## EXERCISE:
Transcribe the entries that follow, word for word.

========================================

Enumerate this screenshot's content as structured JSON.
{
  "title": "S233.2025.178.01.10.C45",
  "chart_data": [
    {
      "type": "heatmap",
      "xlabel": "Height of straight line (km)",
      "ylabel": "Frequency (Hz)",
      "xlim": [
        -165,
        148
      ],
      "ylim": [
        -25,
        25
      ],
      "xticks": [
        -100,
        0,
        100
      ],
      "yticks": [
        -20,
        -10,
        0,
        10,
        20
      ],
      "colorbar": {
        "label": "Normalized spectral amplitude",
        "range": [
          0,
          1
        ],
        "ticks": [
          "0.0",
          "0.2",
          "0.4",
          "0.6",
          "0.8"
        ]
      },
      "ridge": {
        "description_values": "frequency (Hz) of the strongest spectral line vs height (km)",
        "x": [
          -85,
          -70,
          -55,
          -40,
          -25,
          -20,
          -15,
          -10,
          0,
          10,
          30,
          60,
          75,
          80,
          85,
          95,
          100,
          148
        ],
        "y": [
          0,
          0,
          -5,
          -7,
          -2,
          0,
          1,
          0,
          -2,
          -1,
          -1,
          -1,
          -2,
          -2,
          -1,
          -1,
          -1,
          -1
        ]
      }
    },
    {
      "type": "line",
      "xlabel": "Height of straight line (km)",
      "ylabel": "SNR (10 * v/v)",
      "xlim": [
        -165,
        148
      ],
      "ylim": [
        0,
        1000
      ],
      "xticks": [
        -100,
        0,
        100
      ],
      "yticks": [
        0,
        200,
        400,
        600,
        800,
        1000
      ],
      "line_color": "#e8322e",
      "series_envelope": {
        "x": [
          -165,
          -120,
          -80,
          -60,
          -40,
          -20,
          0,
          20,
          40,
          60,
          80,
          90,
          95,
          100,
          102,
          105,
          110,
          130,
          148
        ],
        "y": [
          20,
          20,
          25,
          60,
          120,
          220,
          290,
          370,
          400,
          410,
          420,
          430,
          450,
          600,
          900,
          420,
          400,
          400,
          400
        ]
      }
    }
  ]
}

========================================

## THE RESPONSE:
Enumerate this screenshot's content as structured JSON.
{
  "title": "S233.2025.178.01.10.C45",
  "chart_data": [
    {
      "type": "heatmap",
      "xlabel": "Height of straight line (km)",
      "ylabel": "Frequency (Hz)",
      "xlim": [
        -165,
        148
      ],
      "ylim": [
        -25,
        25
      ],
      "xticks": [
        -100,
        0,
        100
      ],
      "yticks": [
        -20,
        -10,
        0,
        10,
        20
      ],
      "colorbar": {
        "label": "Normalized spectral amplitude",
        "range": [
          0,
          1
        ],
        "ticks": [
          "0.0",
          "0.2",
          "0.4",
          "0.6",
          "0.8"
        ]
      },
      "ridge": {
        "description_values": "frequency (Hz) of the strongest spectral line vs height (km)",
        "x": [
          -85,
          -70,
          -55,
          -40,
          -25,
          -20,
          -15,
          -10,
          0,
          10,
          30,
          60,
          75,
          80,
          85,
          95,
          100,
          148
        ],
        "y": [
          0,
          0,
          -5,
          -7,
          -2,
          0,
          1,
          0,
          -2,
          -1,
          -1,
          -1,
          -2,
          -2,
          -1,
          -1,
          -1,
          -1
        ]
      }
    },
    {
      "type": "line",
      "xlabel": "Height of straight line (km)",
      "ylabel": "SNR (10 * v/v)",
      "xlim": [
        -165,
        148
      ],
      "ylim": [
        0,
        1000
      ],
      "xticks": [
        -100,
        0,
        100
      ],
      "yticks": [
        0,
        200,
        400,
        600,
        800,
        1000
      ],
      "line_color": "#e8322e",
      "series_envelope": {
        "x": [
          -165,
          -120,
          -80,
          -60,
          -40,
          -20,
          0,
          20,
          40,
          60,
          80,
          90,
          95,
          100,
          102,
          105,
          110,
          130,
          148
        ],
        "y": [
          20,
          20,
          25,
          60,
          120,
          220,
          290,
          370,
          400,
          410,
          420,
          430,
          450,
          600,
          900,
          420,
          400,
          400,
          400
        ]
      }
    }
  ]
}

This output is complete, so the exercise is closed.